Extract START

Handling Validation Errors:

The validation errors are not sent back to the caller, they are logged and you can catch them with the global error handler.

Internal events

The broker broadcasts some internal events. These events always starts with $ prefix.

$services.changed

The broker sends this event if the local node or a remote node loads or destroys services.

Payload

Name Type Description
localService Boolean True if a local service changed.

$circuit-breaker.opened

The broker sends this event when the circuit breaker module change its state to open.

Payload

Name Type Description
nodeID String Node ID
action String Action name
failures Number Count of failures

$circuit-breaker.half-opened

The broker sends this event when the circuit breaker module change its state to half-open.

Payload

Name Type Description
nodeID String Node ID
action String Action name

$circuit-breaker.closed

The broker sends this event when the circuit breaker module change its state to closed.

Payload

Name Type Description
nodeID String Node ID
action String Action name

$node.connected

The broker sends this event when a node connected or reconnected.

Payload

Name Type Description
node Node Node info object
reconnected Boolean Is reconnected?

$node.updated

The broker sends this event when it has received an INFO message from a node, (i.e. a service is loaded or destroyed).

Payload

Name Type Description
node Node Node info object

$node.disconnected

The broker sends this event when a node disconnected (gracefully or unexpectedly).

Extract END
Information shown START

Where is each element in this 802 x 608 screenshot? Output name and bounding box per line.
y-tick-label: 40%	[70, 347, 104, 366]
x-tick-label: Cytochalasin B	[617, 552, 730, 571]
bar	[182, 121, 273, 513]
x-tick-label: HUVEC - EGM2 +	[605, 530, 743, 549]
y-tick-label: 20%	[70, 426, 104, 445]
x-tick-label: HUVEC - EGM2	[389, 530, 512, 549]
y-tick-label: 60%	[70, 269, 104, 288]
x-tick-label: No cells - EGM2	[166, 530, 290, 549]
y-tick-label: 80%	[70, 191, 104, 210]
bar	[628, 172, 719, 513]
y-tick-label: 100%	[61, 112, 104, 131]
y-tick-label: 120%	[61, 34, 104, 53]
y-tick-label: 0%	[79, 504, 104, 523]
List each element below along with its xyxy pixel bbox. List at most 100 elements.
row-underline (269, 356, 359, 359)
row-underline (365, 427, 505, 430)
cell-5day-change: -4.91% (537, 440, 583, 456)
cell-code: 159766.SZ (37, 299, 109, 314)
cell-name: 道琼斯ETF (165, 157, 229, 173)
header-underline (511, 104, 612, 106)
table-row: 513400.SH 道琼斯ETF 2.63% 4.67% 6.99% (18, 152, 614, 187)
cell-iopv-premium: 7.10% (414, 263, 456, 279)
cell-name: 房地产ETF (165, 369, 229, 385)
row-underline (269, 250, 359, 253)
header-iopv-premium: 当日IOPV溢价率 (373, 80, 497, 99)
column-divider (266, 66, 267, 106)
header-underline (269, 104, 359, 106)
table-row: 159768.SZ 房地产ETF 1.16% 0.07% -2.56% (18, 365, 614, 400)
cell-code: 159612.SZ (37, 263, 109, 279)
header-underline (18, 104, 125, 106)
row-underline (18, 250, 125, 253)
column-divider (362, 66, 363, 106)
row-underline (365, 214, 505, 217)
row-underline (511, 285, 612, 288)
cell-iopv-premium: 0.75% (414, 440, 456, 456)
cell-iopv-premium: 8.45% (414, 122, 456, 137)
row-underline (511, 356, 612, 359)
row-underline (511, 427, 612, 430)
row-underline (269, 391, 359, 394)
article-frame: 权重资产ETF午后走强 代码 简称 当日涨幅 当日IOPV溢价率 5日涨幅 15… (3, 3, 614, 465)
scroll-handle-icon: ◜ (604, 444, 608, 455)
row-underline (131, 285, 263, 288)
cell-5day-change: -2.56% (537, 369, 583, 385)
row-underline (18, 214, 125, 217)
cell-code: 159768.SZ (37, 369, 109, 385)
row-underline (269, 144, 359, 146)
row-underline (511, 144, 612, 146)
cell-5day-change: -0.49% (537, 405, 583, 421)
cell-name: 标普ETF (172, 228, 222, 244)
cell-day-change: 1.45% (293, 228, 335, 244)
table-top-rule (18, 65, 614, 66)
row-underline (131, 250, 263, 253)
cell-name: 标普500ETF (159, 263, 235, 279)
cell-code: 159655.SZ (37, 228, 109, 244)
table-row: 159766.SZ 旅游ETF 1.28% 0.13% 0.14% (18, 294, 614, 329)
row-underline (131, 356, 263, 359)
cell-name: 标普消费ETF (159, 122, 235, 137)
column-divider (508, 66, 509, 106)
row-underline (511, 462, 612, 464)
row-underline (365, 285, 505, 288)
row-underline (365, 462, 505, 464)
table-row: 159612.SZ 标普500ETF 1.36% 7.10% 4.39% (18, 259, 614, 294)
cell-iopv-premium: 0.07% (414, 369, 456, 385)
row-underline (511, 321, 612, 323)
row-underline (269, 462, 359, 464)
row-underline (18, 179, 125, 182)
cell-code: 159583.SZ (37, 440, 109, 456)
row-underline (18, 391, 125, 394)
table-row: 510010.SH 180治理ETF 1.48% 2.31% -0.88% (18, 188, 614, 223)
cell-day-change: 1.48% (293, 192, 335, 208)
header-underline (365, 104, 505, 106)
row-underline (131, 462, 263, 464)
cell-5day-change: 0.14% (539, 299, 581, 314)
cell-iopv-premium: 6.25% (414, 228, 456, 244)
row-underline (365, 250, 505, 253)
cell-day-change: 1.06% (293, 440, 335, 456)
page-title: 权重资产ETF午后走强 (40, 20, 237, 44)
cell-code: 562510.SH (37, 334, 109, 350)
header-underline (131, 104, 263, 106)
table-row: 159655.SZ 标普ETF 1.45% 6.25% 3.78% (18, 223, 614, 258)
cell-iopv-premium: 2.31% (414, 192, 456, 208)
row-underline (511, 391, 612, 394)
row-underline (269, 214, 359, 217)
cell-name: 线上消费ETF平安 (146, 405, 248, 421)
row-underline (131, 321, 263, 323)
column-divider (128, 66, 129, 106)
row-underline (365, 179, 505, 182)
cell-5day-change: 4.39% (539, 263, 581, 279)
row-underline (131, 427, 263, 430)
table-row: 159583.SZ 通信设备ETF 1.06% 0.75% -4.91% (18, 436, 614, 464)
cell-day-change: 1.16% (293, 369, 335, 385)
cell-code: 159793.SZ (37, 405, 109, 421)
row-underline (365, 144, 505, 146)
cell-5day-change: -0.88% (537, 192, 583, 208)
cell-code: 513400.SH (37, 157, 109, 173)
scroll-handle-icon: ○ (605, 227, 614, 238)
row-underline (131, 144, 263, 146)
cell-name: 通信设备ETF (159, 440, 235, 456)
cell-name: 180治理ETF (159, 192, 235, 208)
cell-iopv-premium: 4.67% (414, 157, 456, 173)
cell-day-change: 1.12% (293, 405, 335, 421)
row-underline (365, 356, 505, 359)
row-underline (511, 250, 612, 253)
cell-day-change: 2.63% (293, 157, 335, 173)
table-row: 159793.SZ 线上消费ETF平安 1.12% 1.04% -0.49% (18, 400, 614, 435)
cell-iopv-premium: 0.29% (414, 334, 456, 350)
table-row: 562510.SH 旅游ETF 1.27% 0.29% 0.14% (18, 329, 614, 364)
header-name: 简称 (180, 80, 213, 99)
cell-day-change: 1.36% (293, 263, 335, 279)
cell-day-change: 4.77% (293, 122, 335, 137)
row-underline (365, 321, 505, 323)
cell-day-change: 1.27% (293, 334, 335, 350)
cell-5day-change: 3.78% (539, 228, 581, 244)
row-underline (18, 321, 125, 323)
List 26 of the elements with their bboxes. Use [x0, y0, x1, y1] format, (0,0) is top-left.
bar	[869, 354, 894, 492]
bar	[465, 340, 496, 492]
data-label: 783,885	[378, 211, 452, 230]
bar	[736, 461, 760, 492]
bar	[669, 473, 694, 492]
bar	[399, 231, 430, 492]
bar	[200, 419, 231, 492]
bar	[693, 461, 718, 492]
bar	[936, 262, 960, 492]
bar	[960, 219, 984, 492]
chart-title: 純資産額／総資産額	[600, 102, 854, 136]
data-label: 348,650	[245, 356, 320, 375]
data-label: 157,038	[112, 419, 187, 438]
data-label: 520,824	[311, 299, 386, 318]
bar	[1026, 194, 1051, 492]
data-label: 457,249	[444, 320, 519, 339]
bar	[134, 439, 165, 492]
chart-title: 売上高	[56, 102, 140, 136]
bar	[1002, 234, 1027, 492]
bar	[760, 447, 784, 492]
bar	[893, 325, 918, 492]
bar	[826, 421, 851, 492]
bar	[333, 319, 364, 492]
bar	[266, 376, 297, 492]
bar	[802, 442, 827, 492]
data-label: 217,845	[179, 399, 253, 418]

Information shown END

Carry the documentation on the broker's internal events forward from its last line, keeping the same format.

Payload

Name Type Description
node Node Node info object
unexpected Boolean true - Not received heartbeat, false - Received DISCONNECT message from node.

$broker.started

The broker sends this event once broker.start() is called and all local services are started.

$broker.stopped

The broker sends this event once broker.stop() is called and all local services are stopped.

$transporter.connected

The transporter sends this event once the transporter is connected.

$transporter.disconnected

The transporter sends this event once the transporter is disconnected.

$broker.error

Effective error handling is vital for maintaining the reliability of your MoleculerJS application. Moleculer emits various error events to alert you to issues during operation:

The broker emits this event when an error occurs in the broker itself.
Event payload

{
"error": "<the error object with all properties>"
"module": "broker" // Name of the module where the error happened
"type": "error-type" // Type of error. Full of error types: https://github.com/moleculerjs/moleculer/blob/master/src/constants.js
}

$transit.error

The broker emits this event when an error occurs in the transit module, ie, during the message transportation between nodes.
Event payload

{
"error": "<the error object with all properties>"
"module": "transit" // Name of the module where the error happened
"type": "error-type" // Type of error. Full of error types: https://github.com/moleculerjs/moleculer/blob/master/src/constants.js
}

$transporter.error

The broker emits this event when an error occurs in the transporter module. This signals a network error.
Event payload

{
"error": "<the error object with all properties>"
"module": "transit" // Name of the module where the error happened
"type": "error-type" // Type of error. Full of error types: https://github.com/moleculerjs/moleculer/blob/master/src/constants.js
}

$cacher.error

The broker emits this event when an error occurs in the cacher module.
Event payload

{
"error": "<the error object with all properties>"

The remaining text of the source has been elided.